### Stored data entries
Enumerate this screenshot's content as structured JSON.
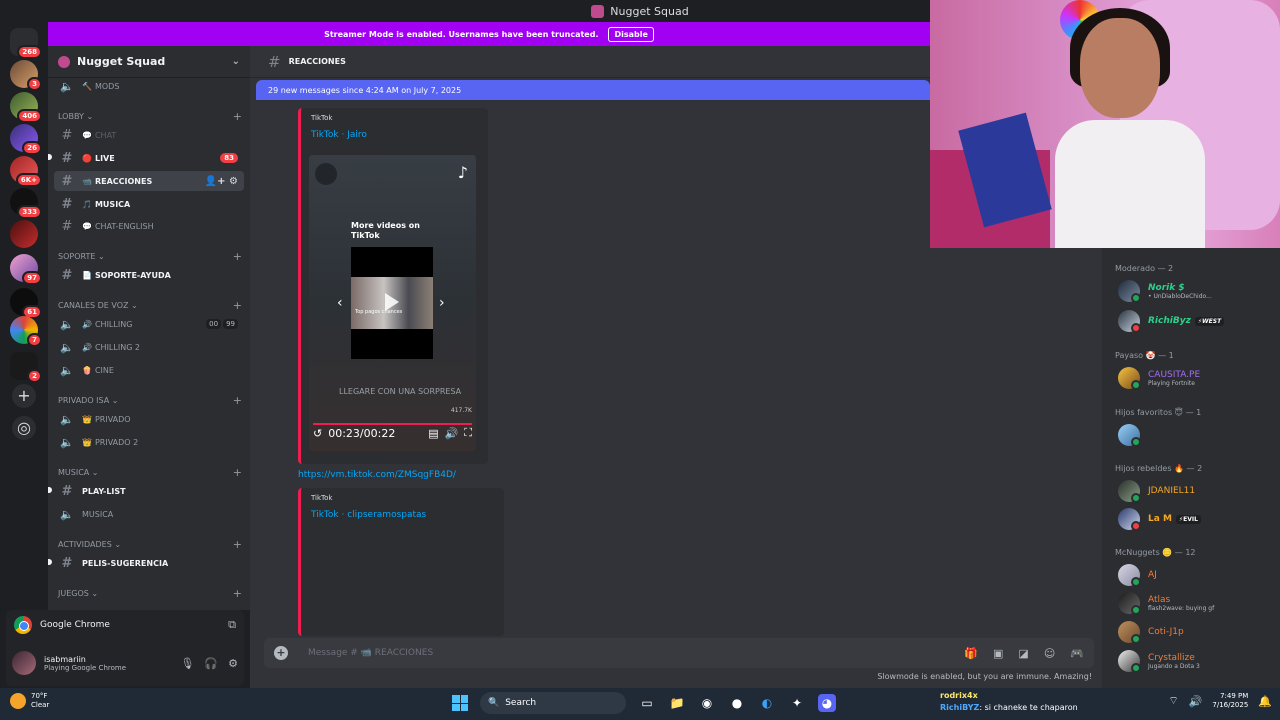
{
  "window": {
    "title": "Nugget Squad"
  },
  "banner": {
    "text": "Streamer Mode is enabled. Usernames have been truncated.",
    "disable": "Disable"
  },
  "servers": {
    "badges": [
      "268",
      "3",
      "406",
      "26",
      "6K+",
      "333",
      "97",
      "61",
      "7",
      "2"
    ]
  },
  "sidebar": {
    "server_name": "Nugget Squad",
    "channels": [
      {
        "name": "MODS",
        "type": "voice",
        "icon": "🔨"
      },
      {
        "category": "LOBBY"
      },
      {
        "name": "CHAT",
        "type": "text",
        "icon": "💬",
        "muted": true
      },
      {
        "name": "LIVE",
        "type": "text",
        "icon": "🔴",
        "badge": "83"
      },
      {
        "name": "REACCIONES",
        "type": "text",
        "icon": "📹",
        "active": true
      },
      {
        "name": "MUSICA",
        "type": "text",
        "icon": "🎵"
      },
      {
        "name": "CHAT-ENGLISH",
        "type": "text",
        "icon": "💬"
      },
      {
        "category": "SOPORTE"
      },
      {
        "name": "SOPORTE-AYUDA",
        "type": "text",
        "icon": "📄"
      },
      {
        "category": "CANALES DE VOZ"
      },
      {
        "name": "CHILLING",
        "type": "voice",
        "icon": "🔊",
        "counts": [
          "00",
          "99"
        ]
      },
      {
        "name": "CHILLING 2",
        "type": "voice",
        "icon": "🔊"
      },
      {
        "name": "CINE",
        "type": "voice",
        "icon": "🍿"
      },
      {
        "category": "PRIVADO ISA"
      },
      {
        "name": "PRIVADO",
        "type": "voice",
        "icon": "👑"
      },
      {
        "name": "PRIVADO 2",
        "type": "voice",
        "icon": "👑"
      },
      {
        "category": "MUSICA"
      },
      {
        "name": "PLAY-LIST",
        "type": "text"
      },
      {
        "name": "MUSICA",
        "type": "voice"
      },
      {
        "category": "ACTIVIDADES"
      },
      {
        "name": "PELIS-SUGERENCIA",
        "type": "text"
      },
      {
        "category": "JUEGOS"
      }
    ]
  },
  "app_panel": {
    "label": "Google Chrome"
  },
  "user_panel": {
    "name": "isabmariin",
    "status": "Playing Google Chrome"
  },
  "chat": {
    "channel": "REACCIONES",
    "new_messages": "29 new messages since 4:24 AM on July 7, 2025",
    "embed1": {
      "provider": "TikTok",
      "title": "TikTok · Jairo"
    },
    "video": {
      "more_videos": "More videos on TikTok",
      "caption": "LLEGARE CON UNA SORPRESA",
      "thumb_caption": "Top pagos chances",
      "views": "417.7K",
      "time": "00:23/00:22"
    },
    "link": "https://vm.tiktok.com/ZMSqgFB4D/",
    "embed2": {
      "provider": "TikTok",
      "title": "TikTok · clipseramospatas"
    },
    "composer_placeholder": "Message # 📹 REACCIONES",
    "slowmode": "Slowmode is enabled, but you are immune. Amazing!"
  },
  "members": {
    "groups": [
      {
        "label": "Moderado",
        "count": "— 2"
      },
      {
        "label": "Payaso 🤡",
        "count": "— 1"
      },
      {
        "label": "Hijos favoritos 😇",
        "count": "— 1"
      },
      {
        "label": "Hijos rebeldes 🔥",
        "count": "— 2"
      },
      {
        "label": "McNuggets 🪙",
        "count": "— 12"
      }
    ],
    "list": [
      {
        "name": "Norik $",
        "activity": "• UnDiabloDeChido...",
        "color": "#2dd08a"
      },
      {
        "name": "RichiByz",
        "tag": "⚡WEST",
        "color": "#2dd08a"
      },
      {
        "name": "CAUSITA.PE",
        "activity": "Playing Fortnite",
        "color": "#a66cf0"
      },
      {
        "name": "JDANIEL11",
        "color": "#f5a623"
      },
      {
        "name": "La M",
        "tag": "⚡EVIL",
        "color": "#f5a623"
      },
      {
        "name": "AJ",
        "color": "#f07e38"
      },
      {
        "name": "Atlas",
        "activity": "flash2wave: buying gf",
        "color": "#f07e38"
      },
      {
        "name": "Coti-J1p",
        "color": "#f07e38"
      },
      {
        "name": "Crystallize",
        "activity": "Jugando a Dota 3",
        "color": "#f07e38"
      }
    ]
  },
  "taskbar": {
    "weather_temp": "70°F",
    "weather_desc": "Clear",
    "search": "Search",
    "time": "7:49 PM",
    "date": "7/16/2025",
    "ticker_user1": "rodrix4x",
    "ticker_user2": "RichiBYZ",
    "ticker_msg": ": si chaneke te chaparon"
  }
}
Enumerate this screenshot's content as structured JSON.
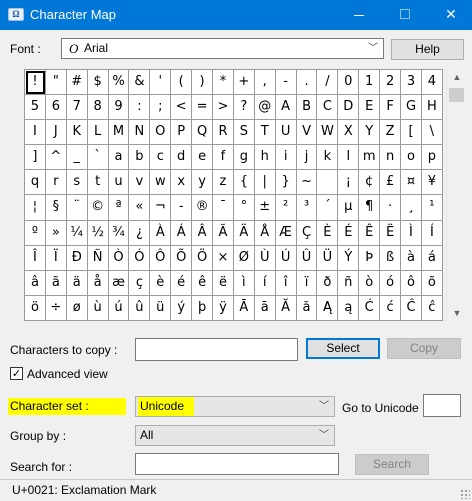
{
  "window": {
    "title": "Character Map",
    "icon": "charmap-app-icon"
  },
  "font": {
    "label": "Font :",
    "value": "Arial",
    "glyph": "O",
    "help_label": "Help"
  },
  "grid": {
    "selected_index": 0,
    "cells": [
      "!",
      "\"",
      "#",
      "$",
      "%",
      "&",
      "'",
      "(",
      ")",
      "*",
      "+",
      ",",
      "-",
      ".",
      "/",
      "0",
      "1",
      "2",
      "3",
      "4",
      "5",
      "6",
      "7",
      "8",
      "9",
      ":",
      ";",
      "<",
      "=",
      ">",
      "?",
      "@",
      "A",
      "B",
      "C",
      "D",
      "E",
      "F",
      "G",
      "H",
      "I",
      "J",
      "K",
      "L",
      "M",
      "N",
      "O",
      "P",
      "Q",
      "R",
      "S",
      "T",
      "U",
      "V",
      "W",
      "X",
      "Y",
      "Z",
      "[",
      "\\",
      "]",
      "^",
      "_",
      "`",
      "a",
      "b",
      "c",
      "d",
      "e",
      "f",
      "g",
      "h",
      "i",
      "j",
      "k",
      "l",
      "m",
      "n",
      "o",
      "p",
      "q",
      "r",
      "s",
      "t",
      "u",
      "v",
      "w",
      "x",
      "y",
      "z",
      "{",
      "|",
      "}",
      "~",
      " ",
      "¡",
      "¢",
      "£",
      "¤",
      "¥",
      "¦",
      "§",
      "¨",
      "©",
      "ª",
      "«",
      "¬",
      "-",
      "®",
      "¯",
      "°",
      "±",
      "²",
      "³",
      "´",
      "µ",
      "¶",
      "·",
      "¸",
      "¹",
      "º",
      "»",
      "¼",
      "½",
      "¾",
      "¿",
      "À",
      "Á",
      "Â",
      "Ã",
      "Ä",
      "Å",
      "Æ",
      "Ç",
      "È",
      "É",
      "Ê",
      "Ë",
      "Ì",
      "Í",
      "Î",
      "Ï",
      "Ð",
      "Ñ",
      "Ò",
      "Ó",
      "Ô",
      "Õ",
      "Ö",
      "×",
      "Ø",
      "Ù",
      "Ú",
      "Û",
      "Ü",
      "Ý",
      "Þ",
      "ß",
      "à",
      "á",
      "â",
      "ã",
      "ä",
      "å",
      "æ",
      "ç",
      "è",
      "é",
      "ê",
      "ë",
      "ì",
      "í",
      "î",
      "ï",
      "ð",
      "ñ",
      "ò",
      "ó",
      "ô",
      "õ",
      "ö",
      "÷",
      "ø",
      "ù",
      "ú",
      "û",
      "ü",
      "ý",
      "þ",
      "ÿ",
      "Ā",
      "ā",
      "Ă",
      "ă",
      "Ą",
      "ą",
      "Ć",
      "ć",
      "Ĉ",
      "ĉ"
    ]
  },
  "copy": {
    "label": "Characters to copy :",
    "value": "",
    "select_label": "Select",
    "copy_label": "Copy"
  },
  "advanced": {
    "label": "Advanced view",
    "checked": true
  },
  "charset": {
    "label": "Character set :",
    "value": "Unicode",
    "goto_label": "Go to Unicode :",
    "goto_value": ""
  },
  "groupby": {
    "label": "Group by :",
    "value": "All"
  },
  "search": {
    "label": "Search for :",
    "value": "",
    "button_label": "Search"
  },
  "status": {
    "text": "U+0021: Exclamation Mark"
  },
  "colors": {
    "titlebar": "#0078d7",
    "highlight": "#ffff00",
    "window_bg": "#f0f0f0"
  }
}
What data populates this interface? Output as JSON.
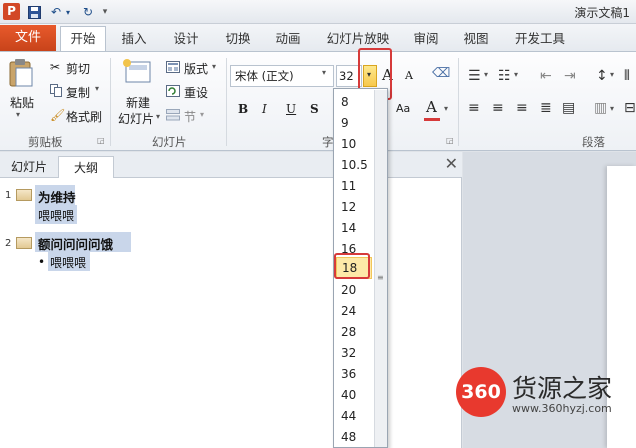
{
  "titlebar": {
    "app_letter": "P",
    "title": "演示文稿1"
  },
  "tabs": {
    "file": "文件",
    "items": [
      "开始",
      "插入",
      "设计",
      "切换",
      "动画",
      "幻灯片放映",
      "审阅",
      "视图",
      "开发工具"
    ]
  },
  "ribbon": {
    "paste": "粘贴",
    "cut": "剪切",
    "copy": "复制",
    "format_painter": "格式刷",
    "clipboard_group": "剪贴板",
    "new_slide_1": "新建",
    "new_slide_2": "幻灯片",
    "layout": "版式",
    "reset": "重设",
    "section": "节",
    "slides_group": "幻灯片",
    "font_name": "宋体 (正文)",
    "font_size": "32",
    "font_group_partial": "字",
    "bold": "B",
    "italic": "I",
    "underline": "U",
    "shadow": "S",
    "grow": "A",
    "shrink": "A",
    "paragraph_group": "段落",
    "change_case": "Aa",
    "font_color": "A"
  },
  "pane": {
    "tab_slides": "幻灯片",
    "tab_outline": "大纲",
    "close": "✕",
    "outline": [
      {
        "num": "1",
        "title": "为维持",
        "body": "喂喂喂",
        "bullet": ""
      },
      {
        "num": "2",
        "title": "额问问问问饿",
        "body": "喂喂喂",
        "bullet": "•"
      }
    ]
  },
  "font_size_dropdown": {
    "options": [
      "8",
      "9",
      "10",
      "10.5",
      "11",
      "12",
      "14",
      "16",
      "18",
      "20",
      "24",
      "28",
      "32",
      "36",
      "40",
      "44",
      "48"
    ],
    "selected": "18"
  },
  "watermark": {
    "logo": "360",
    "name": "货源之家",
    "url": "www.360hyzj.com"
  },
  "colors": {
    "file_tab": "#d24726",
    "highlight": "#c9d6ea",
    "selection": "#fde9a8",
    "red_frame": "#d63a3a"
  }
}
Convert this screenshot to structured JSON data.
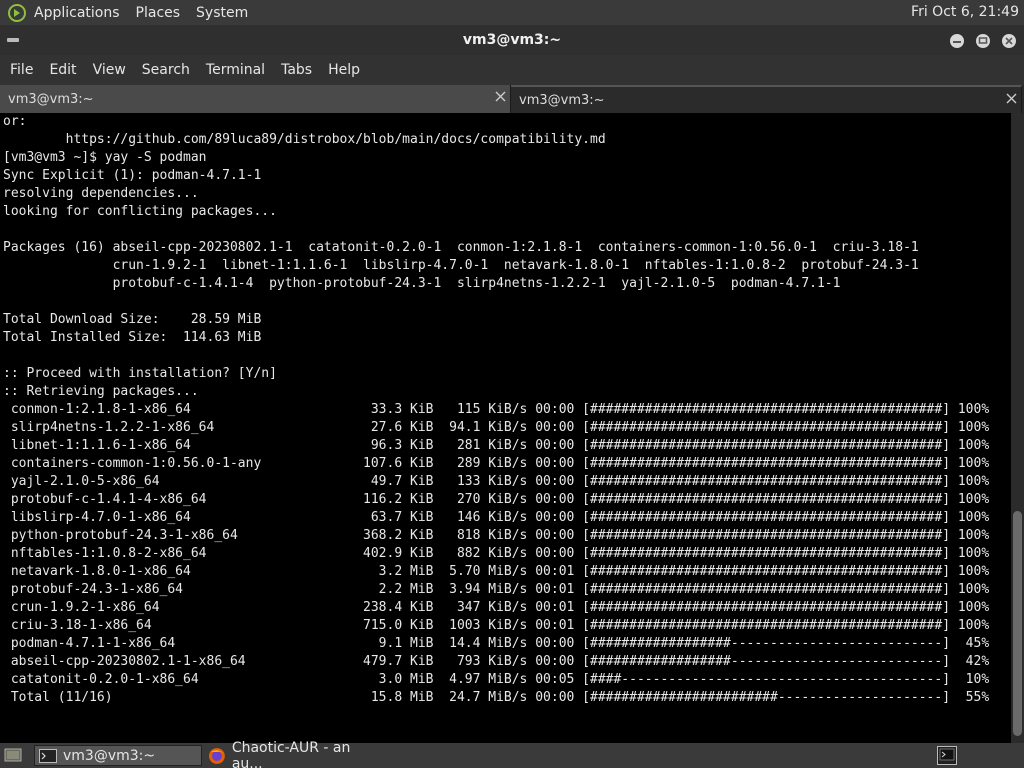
{
  "top_panel": {
    "menus": [
      "Applications",
      "Places",
      "System"
    ],
    "clock": "Fri Oct  6, 21:49"
  },
  "window": {
    "title": "vm3@vm3:~",
    "menu": [
      "File",
      "Edit",
      "View",
      "Search",
      "Terminal",
      "Tabs",
      "Help"
    ],
    "tabs": [
      {
        "label": "vm3@vm3:~"
      },
      {
        "label": "vm3@vm3:~"
      }
    ]
  },
  "terminal": {
    "lines": [
      "or:",
      "        https://github.com/89luca89/distrobox/blob/main/docs/compatibility.md",
      "[vm3@vm3 ~]$ yay -S podman",
      "Sync Explicit (1): podman-4.7.1-1",
      "resolving dependencies...",
      "looking for conflicting packages...",
      "",
      "Packages (16) abseil-cpp-20230802.1-1  catatonit-0.2.0-1  conmon-1:2.1.8-1  containers-common-1:0.56.0-1  criu-3.18-1",
      "              crun-1.9.2-1  libnet-1:1.1.6-1  libslirp-4.7.0-1  netavark-1.8.0-1  nftables-1:1.0.8-2  protobuf-24.3-1",
      "              protobuf-c-1.4.1-4  python-protobuf-24.3-1  slirp4netns-1.2.2-1  yajl-2.1.0-5  podman-4.7.1-1",
      "",
      "Total Download Size:    28.59 MiB",
      "Total Installed Size:  114.63 MiB",
      "",
      ":: Proceed with installation? [Y/n]",
      ":: Retrieving packages...",
      " conmon-1:2.1.8-1-x86_64                       33.3 KiB   115 KiB/s 00:00 [#############################################] 100%",
      " slirp4netns-1.2.2-1-x86_64                    27.6 KiB  94.1 KiB/s 00:00 [#############################################] 100%",
      " libnet-1:1.1.6-1-x86_64                       96.3 KiB   281 KiB/s 00:00 [#############################################] 100%",
      " containers-common-1:0.56.0-1-any             107.6 KiB   289 KiB/s 00:00 [#############################################] 100%",
      " yajl-2.1.0-5-x86_64                           49.7 KiB   133 KiB/s 00:00 [#############################################] 100%",
      " protobuf-c-1.4.1-4-x86_64                    116.2 KiB   270 KiB/s 00:00 [#############################################] 100%",
      " libslirp-4.7.0-1-x86_64                       63.7 KiB   146 KiB/s 00:00 [#############################################] 100%",
      " python-protobuf-24.3-1-x86_64                368.2 KiB   818 KiB/s 00:00 [#############################################] 100%",
      " nftables-1:1.0.8-2-x86_64                    402.9 KiB   882 KiB/s 00:00 [#############################################] 100%",
      " netavark-1.8.0-1-x86_64                        3.2 MiB  5.70 MiB/s 00:01 [#############################################] 100%",
      " protobuf-24.3-1-x86_64                         2.2 MiB  3.94 MiB/s 00:01 [#############################################] 100%",
      " crun-1.9.2-1-x86_64                          238.4 KiB   347 KiB/s 00:01 [#############################################] 100%",
      " criu-3.18-1-x86_64                           715.0 KiB  1003 KiB/s 00:01 [#############################################] 100%",
      " podman-4.7.1-1-x86_64                          9.1 MiB  14.4 MiB/s 00:00 [##################---------------------------]  45%",
      " abseil-cpp-20230802.1-1-x86_64               479.7 KiB   793 KiB/s 00:00 [##################---------------------------]  42%",
      " catatonit-0.2.0-1-x86_64                       3.0 MiB  4.97 MiB/s 00:05 [####-----------------------------------------]  10%",
      " Total (11/16)                                 15.8 MiB  24.7 MiB/s 00:00 [########################---------------------]  55%"
    ]
  },
  "taskbar": {
    "items": [
      {
        "label": "vm3@vm3:~"
      },
      {
        "label": "Chaotic-AUR - an au..."
      }
    ]
  },
  "icons": {
    "distro_logo": "distro-logo-icon",
    "window_menu": "window-menu-icon",
    "minimize": "minimize-icon",
    "maximize": "maximize-icon",
    "close": "close-icon",
    "tab_close": "tab-close-icon",
    "show_desktop": "show-desktop-icon",
    "terminal": "terminal-icon",
    "firefox": "firefox-icon"
  }
}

### Required work
Give nothing but the number of lines containing the string "python".

### Correct answer
2